[Collected data entries]
━━━━━━━━━━━━━━━━
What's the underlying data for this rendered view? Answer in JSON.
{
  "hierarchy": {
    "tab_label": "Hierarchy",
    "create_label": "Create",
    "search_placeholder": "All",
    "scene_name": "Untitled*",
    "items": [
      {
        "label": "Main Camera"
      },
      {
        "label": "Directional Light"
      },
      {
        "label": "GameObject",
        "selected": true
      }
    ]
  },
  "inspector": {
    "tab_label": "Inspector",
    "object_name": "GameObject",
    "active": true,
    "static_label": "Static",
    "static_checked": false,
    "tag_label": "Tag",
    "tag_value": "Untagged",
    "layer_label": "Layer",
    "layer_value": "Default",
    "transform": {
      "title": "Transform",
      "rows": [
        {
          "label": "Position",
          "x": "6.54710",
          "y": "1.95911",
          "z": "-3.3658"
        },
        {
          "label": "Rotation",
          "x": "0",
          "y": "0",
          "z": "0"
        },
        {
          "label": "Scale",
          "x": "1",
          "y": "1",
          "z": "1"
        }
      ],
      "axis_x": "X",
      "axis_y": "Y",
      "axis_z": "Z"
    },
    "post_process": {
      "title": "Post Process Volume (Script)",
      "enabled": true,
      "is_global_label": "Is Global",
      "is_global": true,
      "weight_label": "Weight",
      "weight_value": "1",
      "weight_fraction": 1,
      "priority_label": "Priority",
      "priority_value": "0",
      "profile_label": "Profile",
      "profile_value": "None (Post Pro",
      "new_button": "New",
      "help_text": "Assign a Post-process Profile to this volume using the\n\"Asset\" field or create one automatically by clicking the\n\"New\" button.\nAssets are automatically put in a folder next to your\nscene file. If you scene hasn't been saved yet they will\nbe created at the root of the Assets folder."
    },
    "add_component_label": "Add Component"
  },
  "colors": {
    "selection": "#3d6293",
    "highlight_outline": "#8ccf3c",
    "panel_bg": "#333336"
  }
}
━━━━━━━━━━━━━━━━
* YOUR TASK
Without leaving anything out, quote all the data.

* COMPLETE ANSWER
What's the underlying data for this rendered view? Answer in JSON.
{
  "hierarchy": {
    "tab_label": "Hierarchy",
    "create_label": "Create",
    "search_placeholder": "All",
    "scene_name": "Untitled*",
    "items": [
      {
        "label": "Main Camera"
      },
      {
        "label": "Directional Light"
      },
      {
        "label": "GameObject",
        "selected": true
      }
    ]
  },
  "inspector": {
    "tab_label": "Inspector",
    "object_name": "GameObject",
    "active": true,
    "static_label": "Static",
    "static_checked": false,
    "tag_label": "Tag",
    "tag_value": "Untagged",
    "layer_label": "Layer",
    "layer_value": "Default",
    "transform": {
      "title": "Transform",
      "rows": [
        {
          "label": "Position",
          "x": "6.54710",
          "y": "1.95911",
          "z": "-3.3658"
        },
        {
          "label": "Rotation",
          "x": "0",
          "y": "0",
          "z": "0"
        },
        {
          "label": "Scale",
          "x": "1",
          "y": "1",
          "z": "1"
        }
      ],
      "axis_x": "X",
      "axis_y": "Y",
      "axis_z": "Z"
    },
    "post_process": {
      "title": "Post Process Volume (Script)",
      "enabled": true,
      "is_global_label": "Is Global",
      "is_global": true,
      "weight_label": "Weight",
      "weight_value": "1",
      "weight_fraction": 1,
      "priority_label": "Priority",
      "priority_value": "0",
      "profile_label": "Profile",
      "profile_value": "None (Post Pro",
      "new_button": "New",
      "help_text": "Assign a Post-process Profile to this volume using the\n\"Asset\" field or create one automatically by clicking the\n\"New\" button.\nAssets are automatically put in a folder next to your\nscene file. If you scene hasn't been saved yet they will\nbe created at the root of the Assets folder."
    },
    "add_component_label": "Add Component"
  },
  "colors": {
    "selection": "#3d6293",
    "highlight_outline": "#8ccf3c",
    "panel_bg": "#333336"
  }
}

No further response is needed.